--- WHAT THE TASK ASKS ---
Give a verbatim quotation of every record.

--- SOURCE MATERIAL ---
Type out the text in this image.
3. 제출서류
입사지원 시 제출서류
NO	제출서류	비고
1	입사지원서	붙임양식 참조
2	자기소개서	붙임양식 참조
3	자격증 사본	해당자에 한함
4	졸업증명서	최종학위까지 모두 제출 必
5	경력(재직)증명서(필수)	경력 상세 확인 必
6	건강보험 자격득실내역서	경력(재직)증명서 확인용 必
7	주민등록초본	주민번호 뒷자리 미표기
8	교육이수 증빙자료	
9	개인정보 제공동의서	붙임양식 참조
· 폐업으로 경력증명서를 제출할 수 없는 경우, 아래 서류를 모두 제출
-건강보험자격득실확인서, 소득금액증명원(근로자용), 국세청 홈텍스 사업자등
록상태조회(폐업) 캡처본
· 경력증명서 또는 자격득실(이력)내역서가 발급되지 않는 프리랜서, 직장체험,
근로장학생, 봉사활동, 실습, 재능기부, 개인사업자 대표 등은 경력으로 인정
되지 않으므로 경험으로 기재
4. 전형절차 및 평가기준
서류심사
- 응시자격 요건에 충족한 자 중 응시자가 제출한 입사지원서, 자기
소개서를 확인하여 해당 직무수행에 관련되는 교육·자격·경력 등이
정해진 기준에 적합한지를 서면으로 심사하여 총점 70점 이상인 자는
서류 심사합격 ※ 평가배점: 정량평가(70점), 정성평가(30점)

--- WRITTEN SOLUTION ---
Type out the text in this image.
3. 제출서류
입사지원 시 제출서류
NO	제출서류	비고
1	입사지원서	붙임양식 참조
2	자기소개서	붙임양식 참조
3	자격증 사본	해당자에 한함
4	졸업증명서	최종학위까지 모두 제출 必
5	경력(재직)증명서(필수)	경력 상세 확인 必
6	건강보험 자격득실내역서	경력(재직)증명서 확인용 必
7	주민등록초본	주민번호 뒷자리 미표기
8	교육이수 증빙자료	
9	개인정보 제공동의서	붙임양식 참조
· 폐업으로 경력증명서를 제출할 수 없는 경우, 아래 서류를 모두 제출
-건강보험자격득실확인서, 소득금액증명원(근로자용), 국세청 홈텍스 사업자등
록상태조회(폐업) 캡처본
· 경력증명서 또는 자격득실(이력)내역서가 발급되지 않는 프리랜서, 직장체험,
근로장학생, 봉사활동, 실습, 재능기부, 개인사업자 대표 등은 경력으로 인정
되지 않으므로 경험으로 기재
4. 전형절차 및 평가기준
서류심사
- 응시자격 요건에 충족한 자 중 응시자가 제출한 입사지원서, 자기
소개서를 확인하여 해당 직무수행에 관련되는 교육·자격·경력 등이
정해진 기준에 적합한지를 서면으로 심사하여 총점 70점 이상인 자는
서류 심사합격 ※ 평가배점: 정량평가(70점), 정성평가(30점)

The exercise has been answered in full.